The exercise. Reproduce the data below line for line, keeping every character as it appears.

Exercise material.

-- Start --

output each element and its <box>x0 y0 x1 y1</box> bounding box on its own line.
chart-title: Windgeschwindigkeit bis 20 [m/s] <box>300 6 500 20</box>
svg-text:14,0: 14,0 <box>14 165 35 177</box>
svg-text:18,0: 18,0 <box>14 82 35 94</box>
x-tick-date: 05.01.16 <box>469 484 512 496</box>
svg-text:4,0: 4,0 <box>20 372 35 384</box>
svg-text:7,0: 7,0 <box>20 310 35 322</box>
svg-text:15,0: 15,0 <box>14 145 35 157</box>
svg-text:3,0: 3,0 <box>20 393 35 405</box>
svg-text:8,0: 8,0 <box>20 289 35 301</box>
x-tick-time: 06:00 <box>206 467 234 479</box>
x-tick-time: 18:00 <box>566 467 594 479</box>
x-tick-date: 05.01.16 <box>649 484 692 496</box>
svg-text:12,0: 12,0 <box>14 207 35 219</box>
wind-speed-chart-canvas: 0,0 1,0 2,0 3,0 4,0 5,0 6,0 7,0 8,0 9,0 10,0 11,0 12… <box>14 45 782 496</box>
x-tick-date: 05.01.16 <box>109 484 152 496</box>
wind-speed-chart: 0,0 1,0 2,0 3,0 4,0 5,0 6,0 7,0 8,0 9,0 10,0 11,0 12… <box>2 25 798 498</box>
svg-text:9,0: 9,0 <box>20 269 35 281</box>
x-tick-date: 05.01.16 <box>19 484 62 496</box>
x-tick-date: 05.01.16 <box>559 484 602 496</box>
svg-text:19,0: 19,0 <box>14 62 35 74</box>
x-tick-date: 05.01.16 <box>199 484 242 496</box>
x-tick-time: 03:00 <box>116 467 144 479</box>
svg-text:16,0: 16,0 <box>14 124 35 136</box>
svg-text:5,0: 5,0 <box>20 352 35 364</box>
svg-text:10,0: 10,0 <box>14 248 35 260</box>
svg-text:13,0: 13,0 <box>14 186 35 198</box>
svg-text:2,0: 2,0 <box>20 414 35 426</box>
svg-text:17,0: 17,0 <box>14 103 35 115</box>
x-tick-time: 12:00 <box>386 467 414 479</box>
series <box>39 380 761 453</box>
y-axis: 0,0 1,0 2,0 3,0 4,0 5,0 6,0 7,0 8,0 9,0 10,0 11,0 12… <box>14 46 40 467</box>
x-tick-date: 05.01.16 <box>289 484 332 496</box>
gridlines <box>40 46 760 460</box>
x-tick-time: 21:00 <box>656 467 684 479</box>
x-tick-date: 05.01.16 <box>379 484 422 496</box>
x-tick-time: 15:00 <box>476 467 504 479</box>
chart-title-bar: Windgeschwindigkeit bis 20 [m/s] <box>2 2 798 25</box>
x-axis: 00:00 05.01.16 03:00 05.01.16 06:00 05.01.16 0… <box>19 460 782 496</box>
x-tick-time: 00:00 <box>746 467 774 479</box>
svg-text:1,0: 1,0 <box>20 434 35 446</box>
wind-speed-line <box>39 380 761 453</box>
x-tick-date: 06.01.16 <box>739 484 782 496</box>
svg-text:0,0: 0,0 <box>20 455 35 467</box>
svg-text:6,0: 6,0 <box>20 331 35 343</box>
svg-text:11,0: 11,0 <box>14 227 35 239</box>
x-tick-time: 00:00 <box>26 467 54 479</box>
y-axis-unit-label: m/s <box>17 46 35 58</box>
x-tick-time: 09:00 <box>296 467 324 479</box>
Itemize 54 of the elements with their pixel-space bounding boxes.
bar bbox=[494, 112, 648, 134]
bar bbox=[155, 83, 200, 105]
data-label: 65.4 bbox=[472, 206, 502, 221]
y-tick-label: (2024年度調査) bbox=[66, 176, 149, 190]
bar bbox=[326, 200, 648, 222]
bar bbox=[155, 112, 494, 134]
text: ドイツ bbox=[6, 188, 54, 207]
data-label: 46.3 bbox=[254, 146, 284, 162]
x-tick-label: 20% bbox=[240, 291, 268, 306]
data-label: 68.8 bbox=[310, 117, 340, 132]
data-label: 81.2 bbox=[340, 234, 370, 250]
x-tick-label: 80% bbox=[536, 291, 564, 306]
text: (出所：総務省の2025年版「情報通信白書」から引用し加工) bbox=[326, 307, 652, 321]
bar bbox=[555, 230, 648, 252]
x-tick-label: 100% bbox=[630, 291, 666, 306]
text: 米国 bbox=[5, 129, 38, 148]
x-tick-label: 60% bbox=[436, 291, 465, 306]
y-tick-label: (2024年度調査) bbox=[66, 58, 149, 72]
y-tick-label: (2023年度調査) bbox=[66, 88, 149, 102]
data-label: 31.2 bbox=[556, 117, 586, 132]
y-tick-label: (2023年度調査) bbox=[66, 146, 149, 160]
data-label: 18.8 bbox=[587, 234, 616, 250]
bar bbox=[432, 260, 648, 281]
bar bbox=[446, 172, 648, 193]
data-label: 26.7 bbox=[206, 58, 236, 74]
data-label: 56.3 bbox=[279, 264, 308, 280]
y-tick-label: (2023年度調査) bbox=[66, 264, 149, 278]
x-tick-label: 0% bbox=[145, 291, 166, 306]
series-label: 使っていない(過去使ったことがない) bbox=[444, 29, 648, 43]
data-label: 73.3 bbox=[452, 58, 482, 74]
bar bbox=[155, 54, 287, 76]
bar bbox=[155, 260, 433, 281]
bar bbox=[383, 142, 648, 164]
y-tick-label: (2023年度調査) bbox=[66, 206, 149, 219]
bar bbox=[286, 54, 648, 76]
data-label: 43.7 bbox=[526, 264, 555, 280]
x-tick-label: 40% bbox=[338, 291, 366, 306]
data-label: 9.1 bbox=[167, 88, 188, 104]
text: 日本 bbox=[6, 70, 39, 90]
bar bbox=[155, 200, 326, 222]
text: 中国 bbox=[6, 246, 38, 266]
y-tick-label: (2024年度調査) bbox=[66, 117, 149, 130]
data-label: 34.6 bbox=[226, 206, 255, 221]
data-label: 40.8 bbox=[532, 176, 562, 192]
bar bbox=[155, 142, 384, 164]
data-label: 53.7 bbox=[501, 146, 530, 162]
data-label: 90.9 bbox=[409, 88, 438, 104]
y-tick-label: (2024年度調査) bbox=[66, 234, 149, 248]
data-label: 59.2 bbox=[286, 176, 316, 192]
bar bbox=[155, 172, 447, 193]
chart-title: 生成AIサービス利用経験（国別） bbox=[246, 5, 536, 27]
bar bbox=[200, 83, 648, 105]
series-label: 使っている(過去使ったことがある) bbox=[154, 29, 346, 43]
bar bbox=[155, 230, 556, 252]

-- End --

Result of the task.
output each element and its <box>x0 y0 x1 y1</box> bounding box on its own line.
chart-title: Windgeschwindigkeit bis 20 [m/s] <box>300 6 500 20</box>
svg-text:14,0: 14,0 <box>14 165 35 177</box>
svg-text:18,0: 18,0 <box>14 82 35 94</box>
x-tick-date: 05.01.16 <box>469 484 512 496</box>
svg-text:4,0: 4,0 <box>20 372 35 384</box>
svg-text:7,0: 7,0 <box>20 310 35 322</box>
svg-text:15,0: 15,0 <box>14 145 35 157</box>
svg-text:3,0: 3,0 <box>20 393 35 405</box>
svg-text:8,0: 8,0 <box>20 289 35 301</box>
x-tick-time: 06:00 <box>206 467 234 479</box>
x-tick-time: 18:00 <box>566 467 594 479</box>
x-tick-date: 05.01.16 <box>649 484 692 496</box>
svg-text:12,0: 12,0 <box>14 207 35 219</box>
wind-speed-chart-canvas: 0,0 1,0 2,0 3,0 4,0 5,0 6,0 7,0 8,0 9,0 10,0 11,0 12… <box>14 45 782 496</box>
x-tick-date: 05.01.16 <box>109 484 152 496</box>
wind-speed-chart: 0,0 1,0 2,0 3,0 4,0 5,0 6,0 7,0 8,0 9,0 10,0 11,0 12… <box>2 25 798 498</box>
svg-text:9,0: 9,0 <box>20 269 35 281</box>
x-tick-date: 05.01.16 <box>19 484 62 496</box>
x-tick-date: 05.01.16 <box>559 484 602 496</box>
svg-text:19,0: 19,0 <box>14 62 35 74</box>
x-tick-date: 05.01.16 <box>199 484 242 496</box>
x-tick-time: 03:00 <box>116 467 144 479</box>
svg-text:16,0: 16,0 <box>14 124 35 136</box>
svg-text:5,0: 5,0 <box>20 352 35 364</box>
svg-text:10,0: 10,0 <box>14 248 35 260</box>
svg-text:13,0: 13,0 <box>14 186 35 198</box>
svg-text:2,0: 2,0 <box>20 414 35 426</box>
svg-text:17,0: 17,0 <box>14 103 35 115</box>
x-tick-time: 12:00 <box>386 467 414 479</box>
series <box>39 380 761 453</box>
y-axis: 0,0 1,0 2,0 3,0 4,0 5,0 6,0 7,0 8,0 9,0 10,0 11,0 12… <box>14 46 40 467</box>
x-tick-date: 05.01.16 <box>289 484 332 496</box>
gridlines <box>40 46 760 460</box>
x-tick-time: 21:00 <box>656 467 684 479</box>
x-tick-date: 05.01.16 <box>379 484 422 496</box>
x-tick-time: 15:00 <box>476 467 504 479</box>
chart-title-bar: Windgeschwindigkeit bis 20 [m/s] <box>2 2 798 25</box>
x-axis: 00:00 05.01.16 03:00 05.01.16 06:00 05.01.16 0… <box>19 460 782 496</box>
x-tick-time: 00:00 <box>746 467 774 479</box>
svg-text:1,0: 1,0 <box>20 434 35 446</box>
wind-speed-line <box>39 380 761 453</box>
x-tick-date: 06.01.16 <box>739 484 782 496</box>
svg-text:0,0: 0,0 <box>20 455 35 467</box>
svg-text:6,0: 6,0 <box>20 331 35 343</box>
svg-text:11,0: 11,0 <box>14 227 35 239</box>
x-tick-time: 00:00 <box>26 467 54 479</box>
y-axis-unit-label: m/s <box>17 46 35 58</box>
x-tick-time: 09:00 <box>296 467 324 479</box>
Itemize 54 of the elements with their pixel-space bounding boxes.
bar bbox=[494, 112, 648, 134]
bar bbox=[155, 83, 200, 105]
data-label: 65.4 bbox=[472, 206, 502, 221]
y-tick-label: (2024年度調査) bbox=[66, 176, 149, 190]
bar bbox=[326, 200, 648, 222]
bar bbox=[155, 112, 494, 134]
text: ドイツ bbox=[6, 188, 54, 207]
data-label: 46.3 bbox=[254, 146, 284, 162]
x-tick-label: 20% bbox=[240, 291, 268, 306]
data-label: 68.8 bbox=[310, 117, 340, 132]
data-label: 81.2 bbox=[340, 234, 370, 250]
x-tick-label: 80% bbox=[536, 291, 564, 306]
text: (出所：総務省の2025年版「情報通信白書」から引用し加工) bbox=[326, 307, 652, 321]
bar bbox=[555, 230, 648, 252]
x-tick-label: 100% bbox=[630, 291, 666, 306]
text: 米国 bbox=[5, 129, 38, 148]
x-tick-label: 60% bbox=[436, 291, 465, 306]
y-tick-label: (2024年度調査) bbox=[66, 58, 149, 72]
y-tick-label: (2023年度調査) bbox=[66, 88, 149, 102]
data-label: 31.2 bbox=[556, 117, 586, 132]
y-tick-label: (2023年度調査) bbox=[66, 146, 149, 160]
data-label: 18.8 bbox=[587, 234, 616, 250]
bar bbox=[432, 260, 648, 281]
bar bbox=[446, 172, 648, 193]
data-label: 26.7 bbox=[206, 58, 236, 74]
data-label: 56.3 bbox=[279, 264, 308, 280]
y-tick-label: (2023年度調査) bbox=[66, 264, 149, 278]
x-tick-label: 0% bbox=[145, 291, 166, 306]
series-label: 使っていない(過去使ったことがない) bbox=[444, 29, 648, 43]
data-label: 73.3 bbox=[452, 58, 482, 74]
bar bbox=[155, 54, 287, 76]
bar bbox=[155, 260, 433, 281]
bar bbox=[383, 142, 648, 164]
y-tick-label: (2023年度調査) bbox=[66, 206, 149, 219]
bar bbox=[286, 54, 648, 76]
data-label: 43.7 bbox=[526, 264, 555, 280]
x-tick-label: 40% bbox=[338, 291, 366, 306]
data-label: 9.1 bbox=[167, 88, 188, 104]
text: 日本 bbox=[6, 70, 39, 90]
bar bbox=[155, 200, 326, 222]
text: 中国 bbox=[6, 246, 38, 266]
y-tick-label: (2024年度調査) bbox=[66, 117, 149, 130]
data-label: 34.6 bbox=[226, 206, 255, 221]
data-label: 40.8 bbox=[532, 176, 562, 192]
bar bbox=[155, 142, 384, 164]
data-label: 53.7 bbox=[501, 146, 530, 162]
data-label: 90.9 bbox=[409, 88, 438, 104]
y-tick-label: (2024年度調査) bbox=[66, 234, 149, 248]
data-label: 59.2 bbox=[286, 176, 316, 192]
bar bbox=[155, 172, 447, 193]
chart-title: 生成AIサービス利用経験（国別） bbox=[246, 5, 536, 27]
bar bbox=[200, 83, 648, 105]
series-label: 使っている(過去使ったことがある) bbox=[154, 29, 346, 43]
bar bbox=[155, 230, 556, 252]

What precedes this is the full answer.